***** RECORDED DATA *****

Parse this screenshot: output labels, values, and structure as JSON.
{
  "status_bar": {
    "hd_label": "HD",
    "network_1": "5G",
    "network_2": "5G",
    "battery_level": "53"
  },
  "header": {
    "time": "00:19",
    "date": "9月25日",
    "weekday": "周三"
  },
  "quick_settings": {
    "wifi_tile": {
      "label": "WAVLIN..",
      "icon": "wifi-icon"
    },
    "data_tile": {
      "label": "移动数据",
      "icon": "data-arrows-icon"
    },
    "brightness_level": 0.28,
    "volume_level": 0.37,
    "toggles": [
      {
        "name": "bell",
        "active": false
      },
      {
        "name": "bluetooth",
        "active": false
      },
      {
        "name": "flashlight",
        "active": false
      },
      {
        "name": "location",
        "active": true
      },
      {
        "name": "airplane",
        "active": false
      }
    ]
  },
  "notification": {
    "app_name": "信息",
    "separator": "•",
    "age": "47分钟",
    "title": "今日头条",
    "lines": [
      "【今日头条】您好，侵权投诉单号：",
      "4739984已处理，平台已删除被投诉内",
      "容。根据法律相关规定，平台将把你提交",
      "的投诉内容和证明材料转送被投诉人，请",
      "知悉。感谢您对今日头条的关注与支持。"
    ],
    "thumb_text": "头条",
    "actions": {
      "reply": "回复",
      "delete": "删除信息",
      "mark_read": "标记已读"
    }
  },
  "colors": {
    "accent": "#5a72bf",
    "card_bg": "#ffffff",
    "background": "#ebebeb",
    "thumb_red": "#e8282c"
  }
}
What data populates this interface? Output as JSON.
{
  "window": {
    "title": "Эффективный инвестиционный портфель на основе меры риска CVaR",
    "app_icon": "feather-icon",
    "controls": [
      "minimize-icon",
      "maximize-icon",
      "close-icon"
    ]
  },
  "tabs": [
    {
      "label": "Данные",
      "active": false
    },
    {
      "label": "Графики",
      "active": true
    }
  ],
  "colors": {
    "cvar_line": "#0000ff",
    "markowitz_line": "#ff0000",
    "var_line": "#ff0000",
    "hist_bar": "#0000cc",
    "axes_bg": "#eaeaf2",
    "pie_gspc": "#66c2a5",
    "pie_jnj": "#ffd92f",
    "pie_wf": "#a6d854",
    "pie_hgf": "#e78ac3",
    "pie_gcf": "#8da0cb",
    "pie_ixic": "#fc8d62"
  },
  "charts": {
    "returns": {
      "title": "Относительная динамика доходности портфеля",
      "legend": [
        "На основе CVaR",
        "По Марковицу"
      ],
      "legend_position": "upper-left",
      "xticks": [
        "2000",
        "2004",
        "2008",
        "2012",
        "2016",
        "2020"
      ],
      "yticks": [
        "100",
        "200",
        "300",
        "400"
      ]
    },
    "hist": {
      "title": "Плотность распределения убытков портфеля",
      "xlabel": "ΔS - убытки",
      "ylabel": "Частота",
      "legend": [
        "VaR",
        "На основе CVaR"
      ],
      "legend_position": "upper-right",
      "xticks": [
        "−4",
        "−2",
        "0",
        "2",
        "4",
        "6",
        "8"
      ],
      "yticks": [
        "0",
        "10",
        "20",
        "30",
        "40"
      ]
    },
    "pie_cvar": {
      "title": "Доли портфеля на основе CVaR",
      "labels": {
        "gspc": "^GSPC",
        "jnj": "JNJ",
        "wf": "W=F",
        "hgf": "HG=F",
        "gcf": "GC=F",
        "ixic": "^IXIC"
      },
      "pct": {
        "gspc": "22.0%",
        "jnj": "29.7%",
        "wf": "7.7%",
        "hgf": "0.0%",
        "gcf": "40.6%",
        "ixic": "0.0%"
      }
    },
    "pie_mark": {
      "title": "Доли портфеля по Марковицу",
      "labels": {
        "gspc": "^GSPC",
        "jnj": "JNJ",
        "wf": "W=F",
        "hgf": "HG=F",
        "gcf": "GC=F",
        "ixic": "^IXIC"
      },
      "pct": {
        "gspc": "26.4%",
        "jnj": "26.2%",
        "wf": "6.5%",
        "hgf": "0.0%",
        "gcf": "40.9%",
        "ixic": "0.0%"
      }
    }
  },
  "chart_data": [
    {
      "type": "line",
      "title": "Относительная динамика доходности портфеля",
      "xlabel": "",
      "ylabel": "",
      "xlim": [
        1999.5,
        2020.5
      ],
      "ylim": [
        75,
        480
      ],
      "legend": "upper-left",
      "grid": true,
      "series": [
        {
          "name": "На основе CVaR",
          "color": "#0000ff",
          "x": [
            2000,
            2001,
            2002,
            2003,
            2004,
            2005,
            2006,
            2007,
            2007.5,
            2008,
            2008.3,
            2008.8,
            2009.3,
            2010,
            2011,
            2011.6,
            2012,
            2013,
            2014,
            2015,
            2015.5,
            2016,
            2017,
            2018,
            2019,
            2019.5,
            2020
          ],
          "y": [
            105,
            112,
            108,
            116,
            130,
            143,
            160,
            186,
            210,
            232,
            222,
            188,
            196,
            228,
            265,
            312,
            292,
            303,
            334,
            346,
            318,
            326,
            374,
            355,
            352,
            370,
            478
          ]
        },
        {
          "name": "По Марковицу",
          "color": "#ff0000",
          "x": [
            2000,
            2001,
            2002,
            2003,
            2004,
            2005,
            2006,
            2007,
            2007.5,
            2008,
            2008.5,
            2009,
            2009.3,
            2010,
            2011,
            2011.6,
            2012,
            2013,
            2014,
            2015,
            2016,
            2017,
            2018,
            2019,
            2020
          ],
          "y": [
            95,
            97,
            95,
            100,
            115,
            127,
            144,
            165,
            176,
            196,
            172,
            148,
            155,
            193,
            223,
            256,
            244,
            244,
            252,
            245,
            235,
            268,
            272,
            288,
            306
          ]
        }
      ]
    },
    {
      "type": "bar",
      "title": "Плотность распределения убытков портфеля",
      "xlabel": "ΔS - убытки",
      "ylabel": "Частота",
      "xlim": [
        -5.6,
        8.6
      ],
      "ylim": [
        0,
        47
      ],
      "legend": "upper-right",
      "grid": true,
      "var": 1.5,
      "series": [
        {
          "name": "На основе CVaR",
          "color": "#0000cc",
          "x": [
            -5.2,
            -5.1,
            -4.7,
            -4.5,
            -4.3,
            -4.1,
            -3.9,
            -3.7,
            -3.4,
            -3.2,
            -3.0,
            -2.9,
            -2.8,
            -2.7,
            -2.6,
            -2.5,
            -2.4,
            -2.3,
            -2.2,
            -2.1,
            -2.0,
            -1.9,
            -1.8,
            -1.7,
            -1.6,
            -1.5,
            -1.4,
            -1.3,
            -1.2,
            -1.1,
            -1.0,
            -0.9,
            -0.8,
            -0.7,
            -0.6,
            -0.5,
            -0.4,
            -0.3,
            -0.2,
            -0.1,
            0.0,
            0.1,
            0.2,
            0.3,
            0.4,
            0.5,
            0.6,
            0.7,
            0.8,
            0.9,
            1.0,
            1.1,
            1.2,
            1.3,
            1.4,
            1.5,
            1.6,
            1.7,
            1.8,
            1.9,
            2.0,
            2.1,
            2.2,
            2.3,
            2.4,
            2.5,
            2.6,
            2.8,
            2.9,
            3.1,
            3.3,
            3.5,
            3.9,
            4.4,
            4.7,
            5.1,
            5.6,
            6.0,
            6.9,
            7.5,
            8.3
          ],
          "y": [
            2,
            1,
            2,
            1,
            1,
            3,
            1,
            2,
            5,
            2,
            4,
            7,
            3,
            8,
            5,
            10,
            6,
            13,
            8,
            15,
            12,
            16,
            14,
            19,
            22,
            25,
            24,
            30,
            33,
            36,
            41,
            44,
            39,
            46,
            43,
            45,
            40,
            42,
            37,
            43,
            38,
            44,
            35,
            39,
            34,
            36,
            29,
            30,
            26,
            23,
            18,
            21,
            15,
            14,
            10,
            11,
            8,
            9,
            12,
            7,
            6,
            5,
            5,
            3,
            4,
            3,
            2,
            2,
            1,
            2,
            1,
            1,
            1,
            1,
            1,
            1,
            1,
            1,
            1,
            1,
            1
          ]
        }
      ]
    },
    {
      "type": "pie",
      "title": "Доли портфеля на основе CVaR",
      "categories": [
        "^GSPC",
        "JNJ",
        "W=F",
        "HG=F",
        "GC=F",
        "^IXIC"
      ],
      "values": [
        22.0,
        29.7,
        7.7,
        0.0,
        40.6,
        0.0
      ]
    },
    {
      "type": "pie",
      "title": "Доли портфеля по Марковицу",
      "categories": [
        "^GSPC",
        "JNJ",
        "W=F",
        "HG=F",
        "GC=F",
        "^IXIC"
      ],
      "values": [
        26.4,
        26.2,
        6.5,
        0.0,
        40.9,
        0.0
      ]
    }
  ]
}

*****

EXERCISE OBJECTIVE: Report the number of lines holding the string "icon", without any other words.

SOLUTION: 6